Data for this exercise:
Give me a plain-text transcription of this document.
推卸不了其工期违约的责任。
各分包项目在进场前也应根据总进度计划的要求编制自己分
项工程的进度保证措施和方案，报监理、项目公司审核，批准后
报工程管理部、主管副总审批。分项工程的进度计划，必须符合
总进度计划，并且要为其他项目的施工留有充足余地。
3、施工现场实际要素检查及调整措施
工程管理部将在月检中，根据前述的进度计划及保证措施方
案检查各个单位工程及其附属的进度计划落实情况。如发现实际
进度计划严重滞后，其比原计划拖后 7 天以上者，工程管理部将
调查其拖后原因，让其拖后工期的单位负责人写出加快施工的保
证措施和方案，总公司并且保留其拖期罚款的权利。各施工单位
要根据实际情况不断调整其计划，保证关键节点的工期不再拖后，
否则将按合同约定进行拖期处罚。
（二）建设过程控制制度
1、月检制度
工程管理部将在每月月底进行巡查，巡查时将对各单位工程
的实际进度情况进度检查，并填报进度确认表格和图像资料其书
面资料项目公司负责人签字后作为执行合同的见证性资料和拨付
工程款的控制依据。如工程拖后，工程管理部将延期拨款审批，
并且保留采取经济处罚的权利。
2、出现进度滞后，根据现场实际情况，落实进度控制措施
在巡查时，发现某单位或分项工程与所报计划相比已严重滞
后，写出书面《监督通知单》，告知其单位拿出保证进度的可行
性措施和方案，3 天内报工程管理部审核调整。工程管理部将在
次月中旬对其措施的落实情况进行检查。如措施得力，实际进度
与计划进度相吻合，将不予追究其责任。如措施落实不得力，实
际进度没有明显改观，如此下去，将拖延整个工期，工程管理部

The problem: Each entry above is to be printed again exactly.

Solved exercise:
Give me a plain-text transcription of this document.
推卸不了其工期违约的责任。
各分包项目在进场前也应根据总进度计划的要求编制自己分
项工程的进度保证措施和方案，报监理、项目公司审核，批准后
报工程管理部、主管副总审批。分项工程的进度计划，必须符合
总进度计划，并且要为其他项目的施工留有充足余地。
3、施工现场实际要素检查及调整措施
工程管理部将在月检中，根据前述的进度计划及保证措施方
案检查各个单位工程及其附属的进度计划落实情况。如发现实际
进度计划严重滞后，其比原计划拖后 7 天以上者，工程管理部将
调查其拖后原因，让其拖后工期的单位负责人写出加快施工的保
证措施和方案，总公司并且保留其拖期罚款的权利。各施工单位
要根据实际情况不断调整其计划，保证关键节点的工期不再拖后，
否则将按合同约定进行拖期处罚。
（二）建设过程控制制度
1、月检制度
工程管理部将在每月月底进行巡查，巡查时将对各单位工程
的实际进度情况进度检查，并填报进度确认表格和图像资料其书
面资料项目公司负责人签字后作为执行合同的见证性资料和拨付
工程款的控制依据。如工程拖后，工程管理部将延期拨款审批，
并且保留采取经济处罚的权利。
2、出现进度滞后，根据现场实际情况，落实进度控制措施
在巡查时，发现某单位或分项工程与所报计划相比已严重滞
后，写出书面《监督通知单》，告知其单位拿出保证进度的可行
性措施和方案，3 天内报工程管理部审核调整。工程管理部将在
次月中旬对其措施的落实情况进行检查。如措施得力，实际进度
与计划进度相吻合，将不予追究其责任。如措施落实不得力，实
际进度没有明显改观，如此下去，将拖延整个工期，工程管理部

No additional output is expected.